§ Work to complete:
A – Write out the inspection report passage again, everything from "Contrary to this, on" down to "as AR 1487800.", but swap "RCIC" for "Reactor Core Isolation Cooling".
B – Proceed with the inspection report on the RCIC calibration violation and operability evaluations, picking up after its last line.

Contrary to this, on March 14, 2013, while performing a TS Surveillance for the testing and calibration of RCIC instrumentation, LIS-RI-201, Revision 25, Unit 2 RCIC Steam Line High Flow Isolation Calibration, the licensee failed to correctly implement the steps outlined in the procedure. Following the isolation which resulted from the licensees failure to correctly implement the steps in the procedure, the licensee took immediate actions to restore system operability and availability in accordance with LOP-RI-04, Turbine Trip Recovery and Turbine Reset Reactor Core Isolation Cooling System. The licensee also conducted a safety stand-down for both operations and maintenance personnel and initiated a prompt investigation and apparent cause evaluation. The issue was entered into the licensees CAP as AR 1487800.
Because this violation was of very low safety significance and it was entered into the licensees CAP (as AR 1487800), this violation is being treated as an NCV, consistent with Section 2.3.2 of the NRC Enforcement Policy (NCV 05000374/2013002-01, Failure to Properly Implement Steps Outlined in Technical Specification Surveillance Procedure).
1R15 Operability Determinations and Functional Assessments
.1 Operability Evaluations
a. Inspection Scope
The inspectors reviewed the following issues:
- Unit 1 B RHR air void near minimum flow valve;
- Unit 1 10 CFR Part 21 issue with control rod foreign material exclusion (FME);
- Unit 1 B RHR heat exchanger (HX) service water outlet valve issues;
- Unit 2 reactor recirculation B stop valve (2B33-F067B)pressure boundary indication; and
- Unit 2 local power range monitor (LPRM) unsatisfactory test results.

§ Given information:
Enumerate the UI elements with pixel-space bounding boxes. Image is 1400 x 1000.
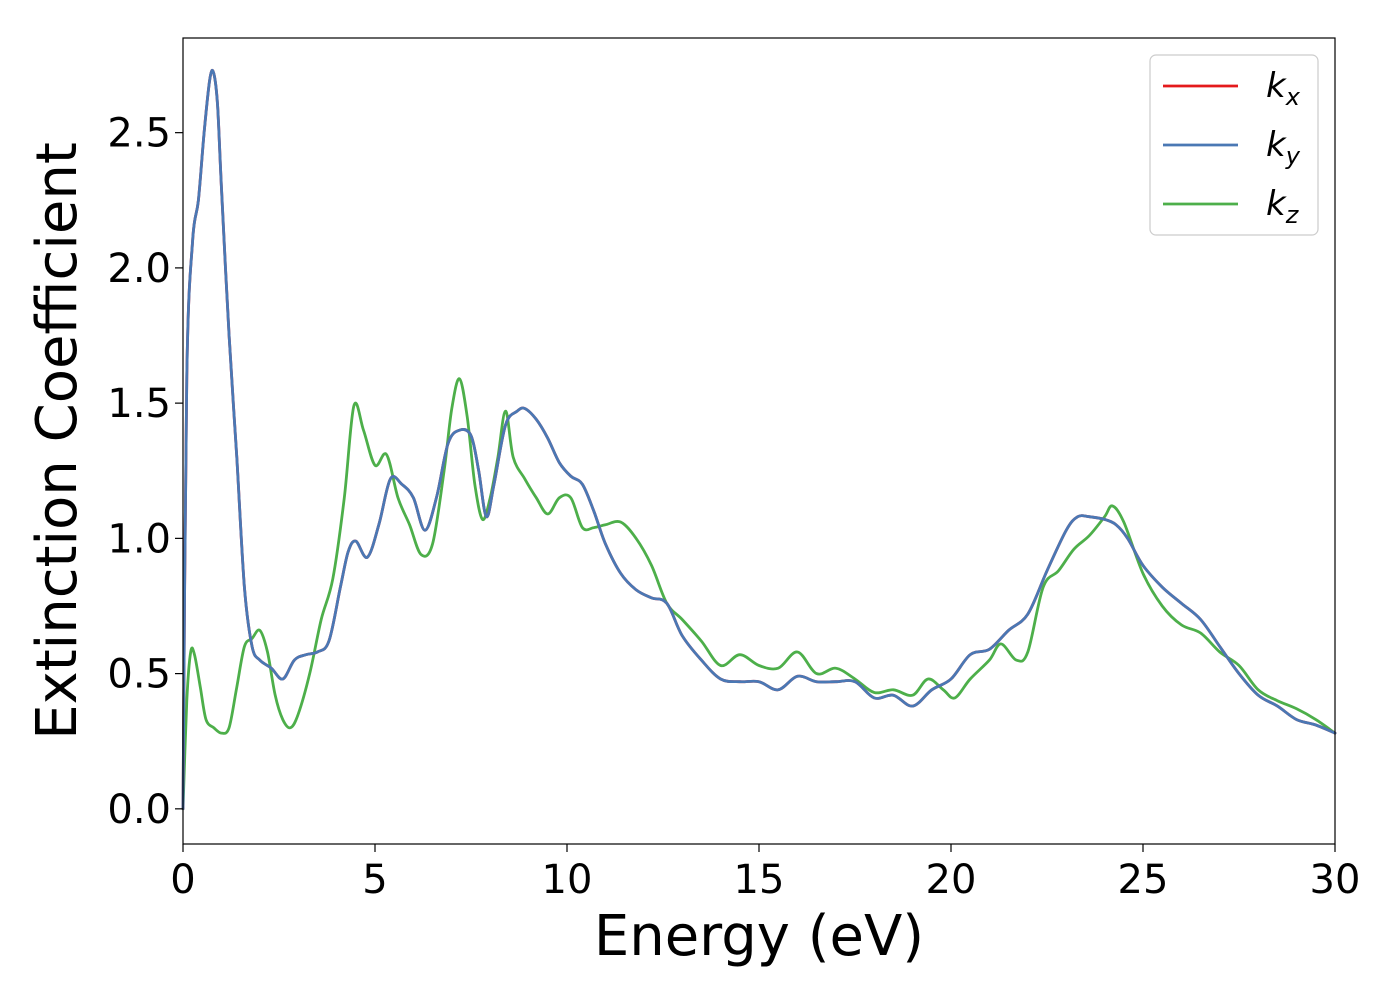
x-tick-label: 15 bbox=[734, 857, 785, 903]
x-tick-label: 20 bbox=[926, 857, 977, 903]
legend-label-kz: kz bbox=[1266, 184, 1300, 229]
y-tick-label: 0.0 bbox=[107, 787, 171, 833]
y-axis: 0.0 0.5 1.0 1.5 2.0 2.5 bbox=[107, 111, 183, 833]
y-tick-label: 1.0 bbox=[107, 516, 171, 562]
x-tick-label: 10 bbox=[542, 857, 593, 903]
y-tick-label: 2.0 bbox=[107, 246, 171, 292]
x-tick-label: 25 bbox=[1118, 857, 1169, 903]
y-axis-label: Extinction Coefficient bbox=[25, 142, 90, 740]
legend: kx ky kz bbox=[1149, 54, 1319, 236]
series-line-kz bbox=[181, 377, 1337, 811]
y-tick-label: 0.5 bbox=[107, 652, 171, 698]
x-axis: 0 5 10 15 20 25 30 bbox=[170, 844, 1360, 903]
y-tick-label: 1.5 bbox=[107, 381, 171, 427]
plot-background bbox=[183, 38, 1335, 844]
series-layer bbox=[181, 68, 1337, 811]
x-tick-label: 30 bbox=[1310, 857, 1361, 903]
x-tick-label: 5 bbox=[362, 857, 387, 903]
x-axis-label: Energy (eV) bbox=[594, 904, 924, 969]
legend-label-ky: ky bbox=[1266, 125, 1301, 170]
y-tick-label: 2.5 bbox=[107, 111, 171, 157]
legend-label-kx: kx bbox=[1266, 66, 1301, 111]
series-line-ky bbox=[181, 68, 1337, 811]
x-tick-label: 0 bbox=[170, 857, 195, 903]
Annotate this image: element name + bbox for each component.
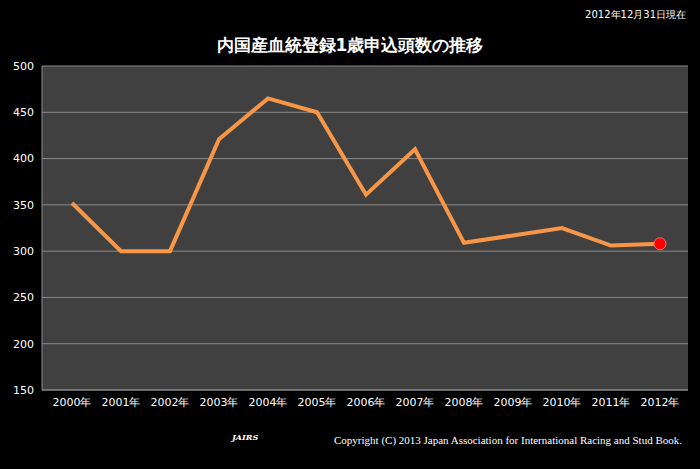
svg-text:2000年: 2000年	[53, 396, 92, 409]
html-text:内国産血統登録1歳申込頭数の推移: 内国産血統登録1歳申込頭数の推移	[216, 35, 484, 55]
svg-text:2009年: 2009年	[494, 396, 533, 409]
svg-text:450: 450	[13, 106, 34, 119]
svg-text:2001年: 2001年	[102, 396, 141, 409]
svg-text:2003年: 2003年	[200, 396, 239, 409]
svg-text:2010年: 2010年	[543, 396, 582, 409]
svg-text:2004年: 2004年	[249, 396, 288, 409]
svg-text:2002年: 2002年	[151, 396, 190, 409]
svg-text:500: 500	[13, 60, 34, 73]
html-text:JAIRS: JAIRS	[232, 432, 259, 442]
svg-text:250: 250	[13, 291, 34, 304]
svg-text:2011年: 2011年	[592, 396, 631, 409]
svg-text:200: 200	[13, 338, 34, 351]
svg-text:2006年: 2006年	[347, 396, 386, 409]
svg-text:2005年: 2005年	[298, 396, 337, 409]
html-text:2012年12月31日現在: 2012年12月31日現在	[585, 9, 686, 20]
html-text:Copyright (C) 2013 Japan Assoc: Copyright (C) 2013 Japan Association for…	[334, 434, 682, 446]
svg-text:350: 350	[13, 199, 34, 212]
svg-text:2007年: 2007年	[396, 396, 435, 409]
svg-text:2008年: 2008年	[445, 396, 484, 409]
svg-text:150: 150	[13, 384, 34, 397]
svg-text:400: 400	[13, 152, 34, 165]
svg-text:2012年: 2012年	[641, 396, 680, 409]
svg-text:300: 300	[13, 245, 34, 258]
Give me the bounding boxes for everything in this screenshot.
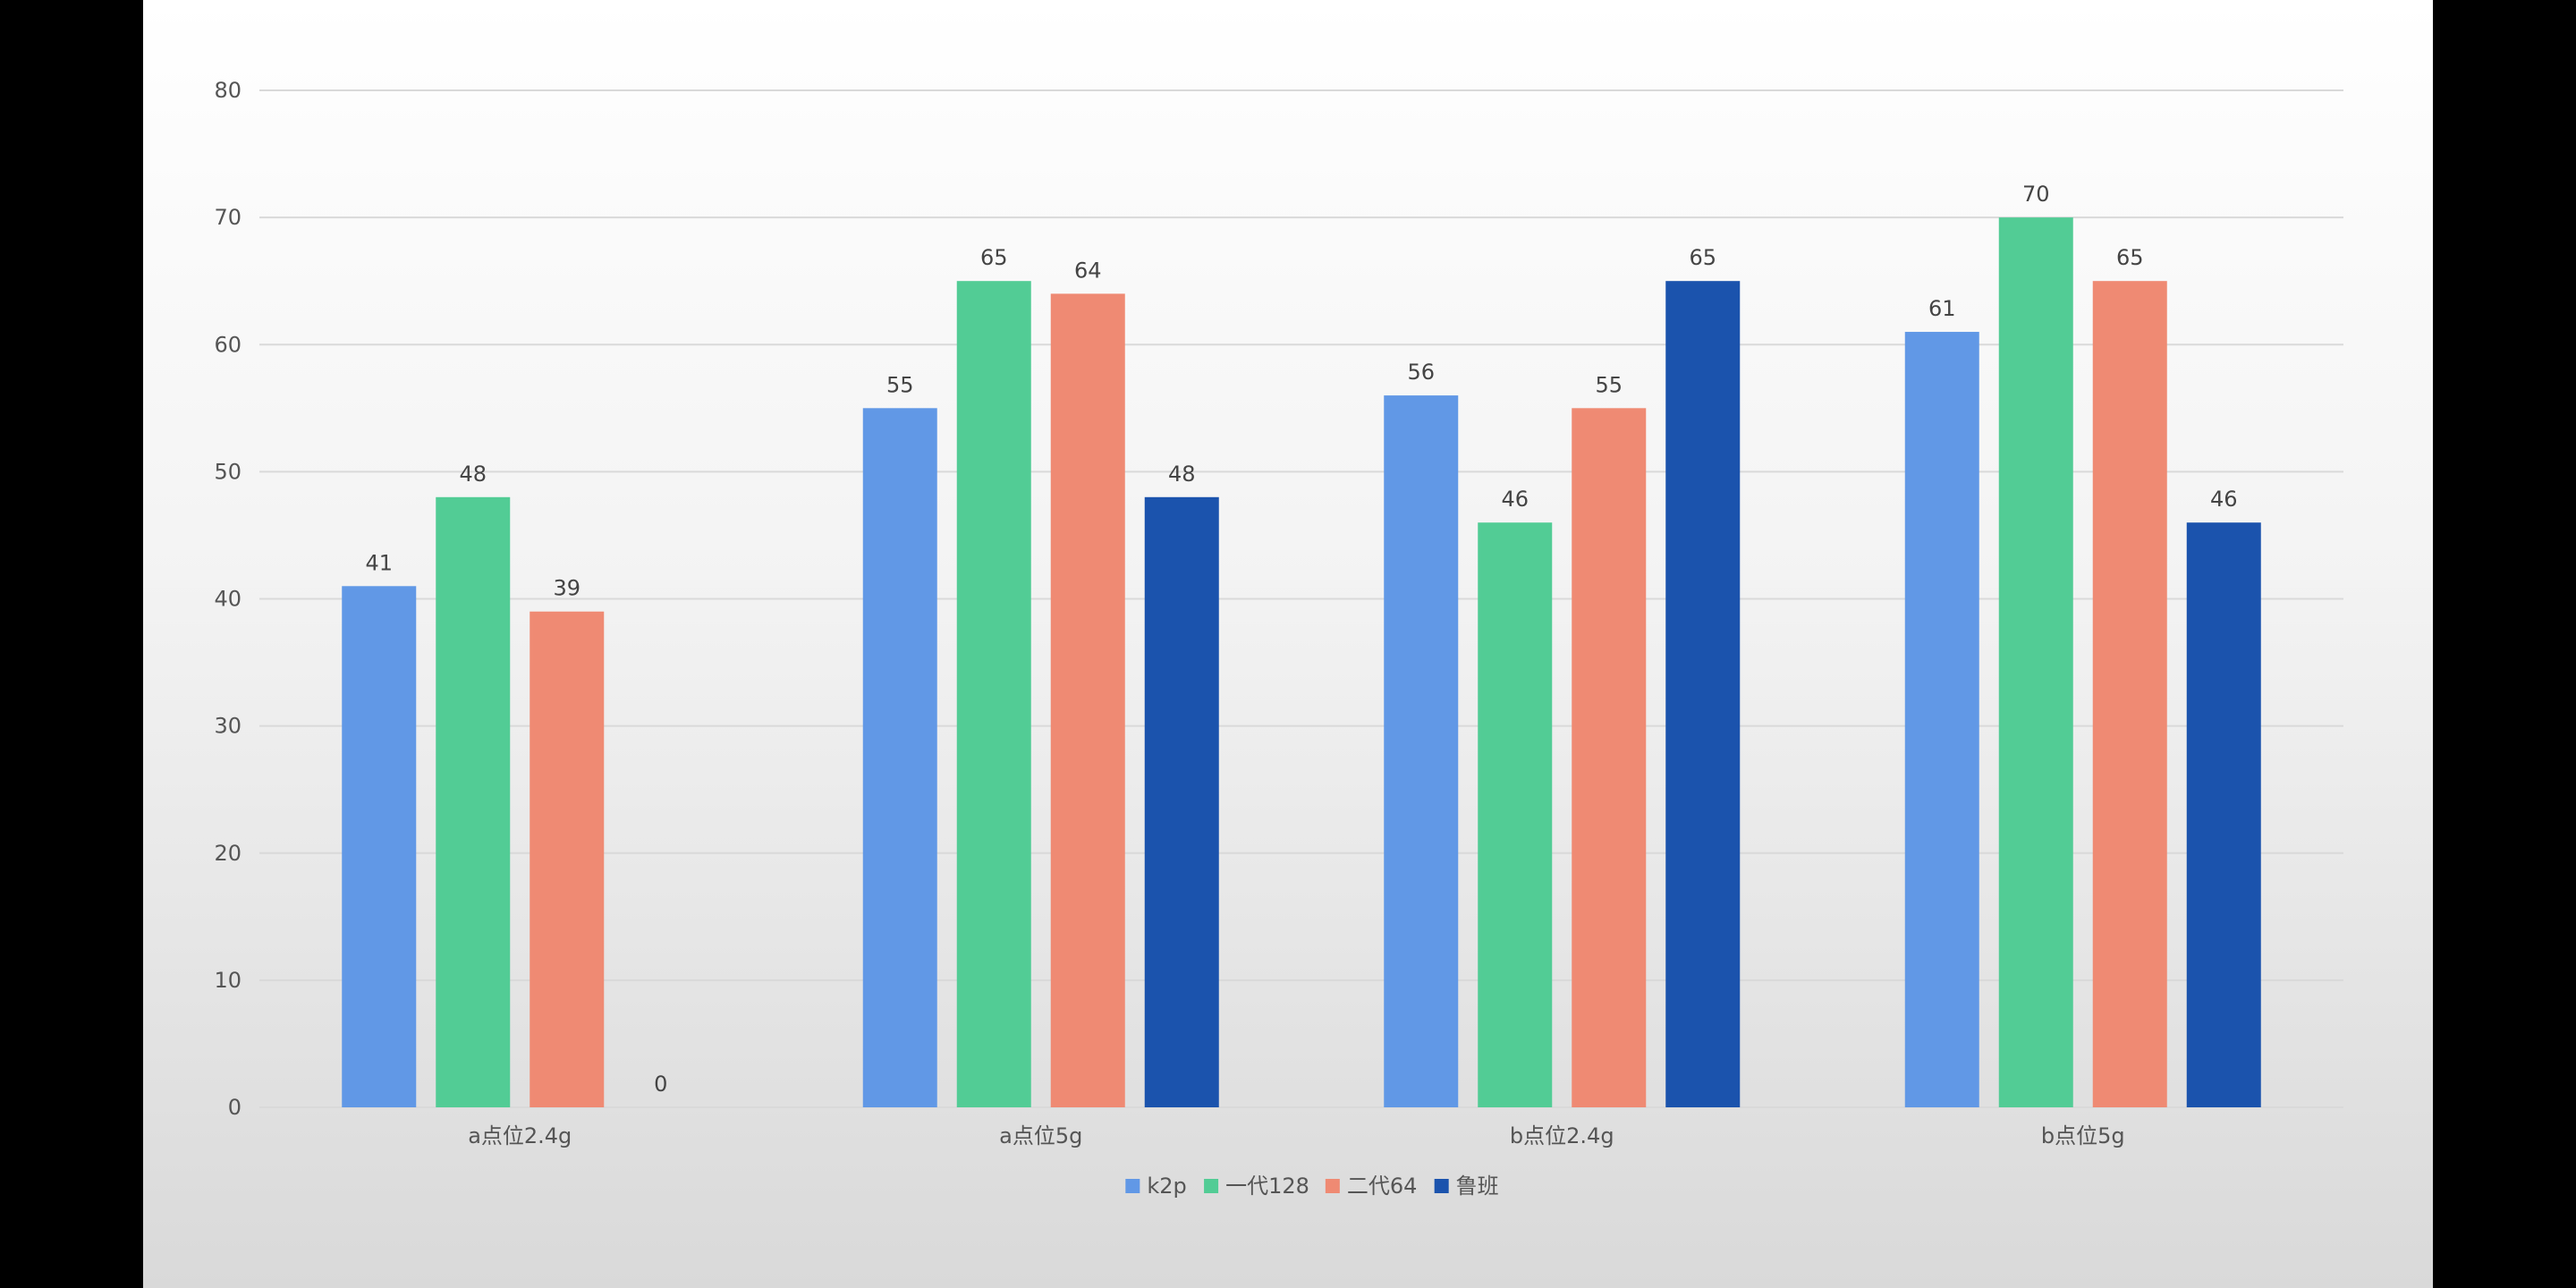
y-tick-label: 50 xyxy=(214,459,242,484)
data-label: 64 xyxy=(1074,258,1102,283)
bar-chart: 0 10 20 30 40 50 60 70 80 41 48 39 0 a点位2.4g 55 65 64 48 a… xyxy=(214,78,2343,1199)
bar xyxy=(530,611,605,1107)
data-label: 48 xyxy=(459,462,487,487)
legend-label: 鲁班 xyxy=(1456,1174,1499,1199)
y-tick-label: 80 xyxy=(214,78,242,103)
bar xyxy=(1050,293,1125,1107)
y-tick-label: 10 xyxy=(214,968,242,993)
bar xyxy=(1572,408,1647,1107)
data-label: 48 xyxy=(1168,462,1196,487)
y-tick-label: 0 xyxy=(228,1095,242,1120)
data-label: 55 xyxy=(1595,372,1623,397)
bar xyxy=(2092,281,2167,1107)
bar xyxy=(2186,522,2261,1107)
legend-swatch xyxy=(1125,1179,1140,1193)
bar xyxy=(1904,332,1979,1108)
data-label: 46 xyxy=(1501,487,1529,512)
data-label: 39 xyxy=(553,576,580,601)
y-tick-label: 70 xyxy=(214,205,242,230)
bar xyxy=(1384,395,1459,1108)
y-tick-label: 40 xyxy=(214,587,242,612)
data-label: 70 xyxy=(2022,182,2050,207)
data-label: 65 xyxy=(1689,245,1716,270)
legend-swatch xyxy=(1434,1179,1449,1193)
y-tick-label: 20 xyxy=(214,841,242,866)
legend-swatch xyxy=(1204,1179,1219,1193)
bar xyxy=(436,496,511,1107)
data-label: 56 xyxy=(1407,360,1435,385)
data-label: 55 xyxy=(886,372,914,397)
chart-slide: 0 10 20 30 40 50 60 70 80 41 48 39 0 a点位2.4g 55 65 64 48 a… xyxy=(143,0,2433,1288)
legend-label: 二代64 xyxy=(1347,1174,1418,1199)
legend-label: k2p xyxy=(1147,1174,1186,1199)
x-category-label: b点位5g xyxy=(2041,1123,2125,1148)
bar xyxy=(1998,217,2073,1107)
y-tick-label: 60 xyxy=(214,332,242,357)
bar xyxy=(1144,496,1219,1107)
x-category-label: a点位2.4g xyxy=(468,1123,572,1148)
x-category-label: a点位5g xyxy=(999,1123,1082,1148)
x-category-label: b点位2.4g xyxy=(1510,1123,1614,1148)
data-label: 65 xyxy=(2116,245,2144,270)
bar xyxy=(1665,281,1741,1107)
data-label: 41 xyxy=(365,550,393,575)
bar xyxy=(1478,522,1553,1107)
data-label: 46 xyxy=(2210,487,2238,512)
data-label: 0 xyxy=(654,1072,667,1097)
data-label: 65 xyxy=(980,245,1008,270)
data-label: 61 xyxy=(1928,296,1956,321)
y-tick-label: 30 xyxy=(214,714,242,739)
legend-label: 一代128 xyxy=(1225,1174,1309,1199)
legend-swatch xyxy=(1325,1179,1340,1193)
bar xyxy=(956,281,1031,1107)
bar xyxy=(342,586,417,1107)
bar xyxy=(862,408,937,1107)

§ Responses:
A –
Contrary to this, on March 14, 2013, while performing a TS Surveillance for the testing and calibration of Reactor Core Isolation Cooling instrumentation, LIS-RI-201, Revision 25, Unit 2 Reactor Core Isolation Cooling Steam Line High Flow Isolation Calibration, the licensee failed to correctly implement the steps outlined in the procedure. Following the isolation which resulted from the licensees failure to correctly implement the steps in the procedure, the licensee took immediate actions to restore system operability and availability in accordance with LOP-RI-04, Turbine Trip Recovery and Turbine Reset Reactor Core Isolation Cooling System. The licensee also conducted a safety stand-down for both operations and maintenance personnel and initiated a prompt investigation and apparent cause evaluation. The issue was entered into the licensees CAP as AR 1487800.

B –
The inspectors selected these potential operability issues based on the risk significance of the associated components and systems. The inspectors evaluated the technical adequacy of the evaluations to ensure that TS operability was properly justified and the subject component or system remained available such that no unrecognized increase in risk occurred. The inspectors compared the operability and design criteria in the appropriate sections of the TSs and UFSAR to the licensees evaluations to determine whether the components or systems were operable. Where compensatory measures were required to maintain operability, the inspectors determined whether the measures in place would function as intended and were properly controlled. The inspectors determined, where appropriate, compliance with bounding limitations associated with the evaluations. Additionally, the inspectors reviewed a sampling of CAP documents to verify that the licensee was identifying and correcting any deficiencies associated with operability evaluations. Documents reviewed are listed in the Attachment to this report.
This operability inspection constituted five samples as defined in IP 71111.15-05.
b. Findings
No findings were identified.
1R18 Plant Modifications
.1 Plant Modifications
a. Inspection Scope
The inspectors reviewed the following modifications:
- Units 1 and 2 station auxiliary transformers single phase fault mitigation (permanent), and
- Unit 2 temporary power routed through reactor building outside penetration.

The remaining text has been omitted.